*PROBLEM REQUIREMENTS*
Pull every line that holds the word "make" from the entries.

-=-=-

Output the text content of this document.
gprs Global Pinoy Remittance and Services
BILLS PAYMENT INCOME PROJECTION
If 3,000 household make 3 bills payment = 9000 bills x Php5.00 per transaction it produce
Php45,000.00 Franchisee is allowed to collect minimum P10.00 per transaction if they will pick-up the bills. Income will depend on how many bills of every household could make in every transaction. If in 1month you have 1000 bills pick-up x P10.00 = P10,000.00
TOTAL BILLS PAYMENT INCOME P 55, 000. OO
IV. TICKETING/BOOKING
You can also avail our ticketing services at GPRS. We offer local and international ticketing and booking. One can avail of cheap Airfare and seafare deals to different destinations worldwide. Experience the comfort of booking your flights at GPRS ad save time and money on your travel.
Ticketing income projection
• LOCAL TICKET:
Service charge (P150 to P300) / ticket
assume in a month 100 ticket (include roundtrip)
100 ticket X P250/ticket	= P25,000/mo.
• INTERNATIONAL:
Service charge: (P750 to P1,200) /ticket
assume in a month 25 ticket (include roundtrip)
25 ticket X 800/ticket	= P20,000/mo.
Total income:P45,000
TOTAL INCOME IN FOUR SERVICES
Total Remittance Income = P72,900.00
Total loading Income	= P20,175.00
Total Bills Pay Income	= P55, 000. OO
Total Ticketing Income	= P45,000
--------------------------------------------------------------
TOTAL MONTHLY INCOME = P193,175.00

-=-=-

*EXERCISE SOLUTION*
If 3,000 household make 3 bills payment = 9000 bills x Php5.00 per transaction it produce
Php45,000.00 Franchisee is allowed to collect minimum P10.00 per transaction if they will pick-up the bills. Income will depend on how many bills of every household could make in every transaction. If in 1month you have 1000 bills pick-up x P10.00 = P10,000.00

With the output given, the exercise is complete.